[Figure dataset records]
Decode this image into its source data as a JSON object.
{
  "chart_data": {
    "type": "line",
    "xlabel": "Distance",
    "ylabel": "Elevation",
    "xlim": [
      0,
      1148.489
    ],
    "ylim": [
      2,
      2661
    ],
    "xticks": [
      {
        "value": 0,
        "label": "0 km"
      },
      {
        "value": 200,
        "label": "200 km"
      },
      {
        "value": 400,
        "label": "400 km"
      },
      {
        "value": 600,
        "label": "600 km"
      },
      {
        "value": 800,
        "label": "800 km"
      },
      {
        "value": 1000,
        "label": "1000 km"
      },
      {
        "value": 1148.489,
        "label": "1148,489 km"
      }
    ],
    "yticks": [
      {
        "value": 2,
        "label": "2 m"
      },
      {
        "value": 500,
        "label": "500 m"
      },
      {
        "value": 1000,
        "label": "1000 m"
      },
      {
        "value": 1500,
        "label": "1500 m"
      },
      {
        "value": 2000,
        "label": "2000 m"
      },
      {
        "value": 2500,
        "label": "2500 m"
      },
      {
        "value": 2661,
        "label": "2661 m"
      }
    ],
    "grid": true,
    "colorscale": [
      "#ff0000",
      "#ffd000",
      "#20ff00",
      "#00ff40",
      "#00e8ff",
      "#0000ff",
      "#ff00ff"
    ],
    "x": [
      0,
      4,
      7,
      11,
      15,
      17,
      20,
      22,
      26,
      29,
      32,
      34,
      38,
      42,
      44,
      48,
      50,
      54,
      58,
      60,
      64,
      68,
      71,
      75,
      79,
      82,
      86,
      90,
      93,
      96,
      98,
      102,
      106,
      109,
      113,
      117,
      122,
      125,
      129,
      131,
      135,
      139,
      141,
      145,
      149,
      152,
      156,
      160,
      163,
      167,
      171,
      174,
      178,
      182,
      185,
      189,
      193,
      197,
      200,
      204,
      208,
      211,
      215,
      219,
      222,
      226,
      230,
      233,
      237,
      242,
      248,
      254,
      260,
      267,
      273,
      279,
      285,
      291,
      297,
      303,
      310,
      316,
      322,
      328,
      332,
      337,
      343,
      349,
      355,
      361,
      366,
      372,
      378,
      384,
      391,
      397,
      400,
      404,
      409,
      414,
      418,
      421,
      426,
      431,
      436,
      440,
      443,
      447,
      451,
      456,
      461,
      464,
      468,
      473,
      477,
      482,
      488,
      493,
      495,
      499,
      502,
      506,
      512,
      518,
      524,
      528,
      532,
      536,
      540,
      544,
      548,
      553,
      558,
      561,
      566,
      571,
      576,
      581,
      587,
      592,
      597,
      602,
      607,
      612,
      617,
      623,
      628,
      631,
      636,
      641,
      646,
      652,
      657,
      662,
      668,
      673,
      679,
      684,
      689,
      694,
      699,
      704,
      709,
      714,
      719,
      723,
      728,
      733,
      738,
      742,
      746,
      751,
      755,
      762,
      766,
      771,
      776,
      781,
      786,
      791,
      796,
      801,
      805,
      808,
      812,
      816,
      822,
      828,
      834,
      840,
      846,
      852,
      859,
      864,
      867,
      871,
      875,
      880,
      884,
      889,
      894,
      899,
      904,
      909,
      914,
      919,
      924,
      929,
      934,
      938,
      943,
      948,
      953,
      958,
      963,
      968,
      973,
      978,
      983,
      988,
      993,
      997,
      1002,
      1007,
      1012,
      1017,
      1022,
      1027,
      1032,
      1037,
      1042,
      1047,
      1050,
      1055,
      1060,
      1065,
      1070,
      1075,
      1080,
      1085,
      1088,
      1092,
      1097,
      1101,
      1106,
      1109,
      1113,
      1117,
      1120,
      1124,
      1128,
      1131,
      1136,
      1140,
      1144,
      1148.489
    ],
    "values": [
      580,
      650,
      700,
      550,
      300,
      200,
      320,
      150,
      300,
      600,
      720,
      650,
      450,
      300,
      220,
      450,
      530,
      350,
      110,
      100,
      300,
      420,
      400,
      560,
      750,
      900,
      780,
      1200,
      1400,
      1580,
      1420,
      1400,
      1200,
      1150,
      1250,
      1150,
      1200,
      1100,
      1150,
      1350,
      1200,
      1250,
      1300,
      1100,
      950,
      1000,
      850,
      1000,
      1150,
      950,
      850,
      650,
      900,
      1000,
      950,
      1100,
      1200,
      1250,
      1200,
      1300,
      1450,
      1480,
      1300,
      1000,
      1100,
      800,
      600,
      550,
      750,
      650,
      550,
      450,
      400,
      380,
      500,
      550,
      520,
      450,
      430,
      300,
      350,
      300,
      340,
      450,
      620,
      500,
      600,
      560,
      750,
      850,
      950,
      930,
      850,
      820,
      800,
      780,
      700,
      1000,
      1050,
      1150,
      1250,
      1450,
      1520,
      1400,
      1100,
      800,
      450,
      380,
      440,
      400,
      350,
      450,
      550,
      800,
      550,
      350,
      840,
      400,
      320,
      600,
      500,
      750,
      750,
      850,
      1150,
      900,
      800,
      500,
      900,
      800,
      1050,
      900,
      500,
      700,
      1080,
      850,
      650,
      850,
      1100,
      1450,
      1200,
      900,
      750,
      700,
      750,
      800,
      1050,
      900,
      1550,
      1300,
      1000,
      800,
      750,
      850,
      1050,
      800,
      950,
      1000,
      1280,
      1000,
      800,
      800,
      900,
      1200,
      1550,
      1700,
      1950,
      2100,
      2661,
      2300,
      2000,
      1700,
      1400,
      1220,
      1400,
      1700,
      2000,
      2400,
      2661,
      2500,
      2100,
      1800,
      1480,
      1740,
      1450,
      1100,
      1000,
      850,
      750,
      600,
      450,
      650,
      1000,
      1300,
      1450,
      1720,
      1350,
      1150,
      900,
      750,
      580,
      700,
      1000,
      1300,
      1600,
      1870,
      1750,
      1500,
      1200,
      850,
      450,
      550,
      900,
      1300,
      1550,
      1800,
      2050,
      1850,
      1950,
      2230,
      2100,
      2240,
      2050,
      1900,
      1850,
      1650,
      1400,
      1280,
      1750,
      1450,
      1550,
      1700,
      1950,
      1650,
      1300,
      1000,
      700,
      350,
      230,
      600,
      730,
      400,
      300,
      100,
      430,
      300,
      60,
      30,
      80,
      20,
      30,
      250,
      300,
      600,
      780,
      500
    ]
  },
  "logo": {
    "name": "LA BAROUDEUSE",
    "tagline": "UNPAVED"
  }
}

### Written task
Extract the whole listing, character for character.

### Correct response
Decode this image into its source data as a JSON object.
{
  "chart_data": {
    "type": "line",
    "xlabel": "Distance",
    "ylabel": "Elevation",
    "xlim": [
      0,
      1148.489
    ],
    "ylim": [
      2,
      2661
    ],
    "xticks": [
      {
        "value": 0,
        "label": "0 km"
      },
      {
        "value": 200,
        "label": "200 km"
      },
      {
        "value": 400,
        "label": "400 km"
      },
      {
        "value": 600,
        "label": "600 km"
      },
      {
        "value": 800,
        "label": "800 km"
      },
      {
        "value": 1000,
        "label": "1000 km"
      },
      {
        "value": 1148.489,
        "label": "1148,489 km"
      }
    ],
    "yticks": [
      {
        "value": 2,
        "label": "2 m"
      },
      {
        "value": 500,
        "label": "500 m"
      },
      {
        "value": 1000,
        "label": "1000 m"
      },
      {
        "value": 1500,
        "label": "1500 m"
      },
      {
        "value": 2000,
        "label": "2000 m"
      },
      {
        "value": 2500,
        "label": "2500 m"
      },
      {
        "value": 2661,
        "label": "2661 m"
      }
    ],
    "grid": true,
    "colorscale": [
      "#ff0000",
      "#ffd000",
      "#20ff00",
      "#00ff40",
      "#00e8ff",
      "#0000ff",
      "#ff00ff"
    ],
    "x": [
      0,
      4,
      7,
      11,
      15,
      17,
      20,
      22,
      26,
      29,
      32,
      34,
      38,
      42,
      44,
      48,
      50,
      54,
      58,
      60,
      64,
      68,
      71,
      75,
      79,
      82,
      86,
      90,
      93,
      96,
      98,
      102,
      106,
      109,
      113,
      117,
      122,
      125,
      129,
      131,
      135,
      139,
      141,
      145,
      149,
      152,
      156,
      160,
      163,
      167,
      171,
      174,
      178,
      182,
      185,
      189,
      193,
      197,
      200,
      204,
      208,
      211,
      215,
      219,
      222,
      226,
      230,
      233,
      237,
      242,
      248,
      254,
      260,
      267,
      273,
      279,
      285,
      291,
      297,
      303,
      310,
      316,
      322,
      328,
      332,
      337,
      343,
      349,
      355,
      361,
      366,
      372,
      378,
      384,
      391,
      397,
      400,
      404,
      409,
      414,
      418,
      421,
      426,
      431,
      436,
      440,
      443,
      447,
      451,
      456,
      461,
      464,
      468,
      473,
      477,
      482,
      488,
      493,
      495,
      499,
      502,
      506,
      512,
      518,
      524,
      528,
      532,
      536,
      540,
      544,
      548,
      553,
      558,
      561,
      566,
      571,
      576,
      581,
      587,
      592,
      597,
      602,
      607,
      612,
      617,
      623,
      628,
      631,
      636,
      641,
      646,
      652,
      657,
      662,
      668,
      673,
      679,
      684,
      689,
      694,
      699,
      704,
      709,
      714,
      719,
      723,
      728,
      733,
      738,
      742,
      746,
      751,
      755,
      762,
      766,
      771,
      776,
      781,
      786,
      791,
      796,
      801,
      805,
      808,
      812,
      816,
      822,
      828,
      834,
      840,
      846,
      852,
      859,
      864,
      867,
      871,
      875,
      880,
      884,
      889,
      894,
      899,
      904,
      909,
      914,
      919,
      924,
      929,
      934,
      938,
      943,
      948,
      953,
      958,
      963,
      968,
      973,
      978,
      983,
      988,
      993,
      997,
      1002,
      1007,
      1012,
      1017,
      1022,
      1027,
      1032,
      1037,
      1042,
      1047,
      1050,
      1055,
      1060,
      1065,
      1070,
      1075,
      1080,
      1085,
      1088,
      1092,
      1097,
      1101,
      1106,
      1109,
      1113,
      1117,
      1120,
      1124,
      1128,
      1131,
      1136,
      1140,
      1144,
      1148.489
    ],
    "values": [
      580,
      650,
      700,
      550,
      300,
      200,
      320,
      150,
      300,
      600,
      720,
      650,
      450,
      300,
      220,
      450,
      530,
      350,
      110,
      100,
      300,
      420,
      400,
      560,
      750,
      900,
      780,
      1200,
      1400,
      1580,
      1420,
      1400,
      1200,
      1150,
      1250,
      1150,
      1200,
      1100,
      1150,
      1350,
      1200,
      1250,
      1300,
      1100,
      950,
      1000,
      850,
      1000,
      1150,
      950,
      850,
      650,
      900,
      1000,
      950,
      1100,
      1200,
      1250,
      1200,
      1300,
      1450,
      1480,
      1300,
      1000,
      1100,
      800,
      600,
      550,
      750,
      650,
      550,
      450,
      400,
      380,
      500,
      550,
      520,
      450,
      430,
      300,
      350,
      300,
      340,
      450,
      620,
      500,
      600,
      560,
      750,
      850,
      950,
      930,
      850,
      820,
      800,
      780,
      700,
      1000,
      1050,
      1150,
      1250,
      1450,
      1520,
      1400,
      1100,
      800,
      450,
      380,
      440,
      400,
      350,
      450,
      550,
      800,
      550,
      350,
      840,
      400,
      320,
      600,
      500,
      750,
      750,
      850,
      1150,
      900,
      800,
      500,
      900,
      800,
      1050,
      900,
      500,
      700,
      1080,
      850,
      650,
      850,
      1100,
      1450,
      1200,
      900,
      750,
      700,
      750,
      800,
      1050,
      900,
      1550,
      1300,
      1000,
      800,
      750,
      850,
      1050,
      800,
      950,
      1000,
      1280,
      1000,
      800,
      800,
      900,
      1200,
      1550,
      1700,
      1950,
      2100,
      2661,
      2300,
      2000,
      1700,
      1400,
      1220,
      1400,
      1700,
      2000,
      2400,
      2661,
      2500,
      2100,
      1800,
      1480,
      1740,
      1450,
      1100,
      1000,
      850,
      750,
      600,
      450,
      650,
      1000,
      1300,
      1450,
      1720,
      1350,
      1150,
      900,
      750,
      580,
      700,
      1000,
      1300,
      1600,
      1870,
      1750,
      1500,
      1200,
      850,
      450,
      550,
      900,
      1300,
      1550,
      1800,
      2050,
      1850,
      1950,
      2230,
      2100,
      2240,
      2050,
      1900,
      1850,
      1650,
      1400,
      1280,
      1750,
      1450,
      1550,
      1700,
      1950,
      1650,
      1300,
      1000,
      700,
      350,
      230,
      600,
      730,
      400,
      300,
      100,
      430,
      300,
      60,
      30,
      80,
      20,
      30,
      250,
      300,
      600,
      780,
      500
    ]
  },
  "logo": {
    "name": "LA BAROUDEUSE",
    "tagline": "UNPAVED"
  }
}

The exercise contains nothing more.